◆ **Directive**
Pick every line from the data that holds the word "расположена".

◆ **Supplied records**
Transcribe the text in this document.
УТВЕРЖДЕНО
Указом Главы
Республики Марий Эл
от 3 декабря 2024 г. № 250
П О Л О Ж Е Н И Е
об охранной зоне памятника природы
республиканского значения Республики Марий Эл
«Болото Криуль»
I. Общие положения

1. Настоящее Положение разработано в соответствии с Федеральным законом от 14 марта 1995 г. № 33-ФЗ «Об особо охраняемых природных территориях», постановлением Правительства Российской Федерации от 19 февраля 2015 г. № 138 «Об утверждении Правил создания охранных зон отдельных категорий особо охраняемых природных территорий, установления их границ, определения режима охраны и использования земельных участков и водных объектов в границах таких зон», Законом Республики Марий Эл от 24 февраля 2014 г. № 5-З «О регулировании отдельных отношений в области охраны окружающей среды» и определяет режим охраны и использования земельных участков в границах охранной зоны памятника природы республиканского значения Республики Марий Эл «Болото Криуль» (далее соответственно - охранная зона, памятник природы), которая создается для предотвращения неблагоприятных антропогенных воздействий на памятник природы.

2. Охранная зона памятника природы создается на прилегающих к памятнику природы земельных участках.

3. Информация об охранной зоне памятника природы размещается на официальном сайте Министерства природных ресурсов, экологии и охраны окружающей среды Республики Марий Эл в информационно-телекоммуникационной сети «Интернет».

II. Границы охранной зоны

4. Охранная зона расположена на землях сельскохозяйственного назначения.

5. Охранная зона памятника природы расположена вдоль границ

◆ **Output for this task**
4. Охранная зона расположена на землях сельскохозяйственного назначения.
5. Охранная зона памятника природы расположена вдоль границ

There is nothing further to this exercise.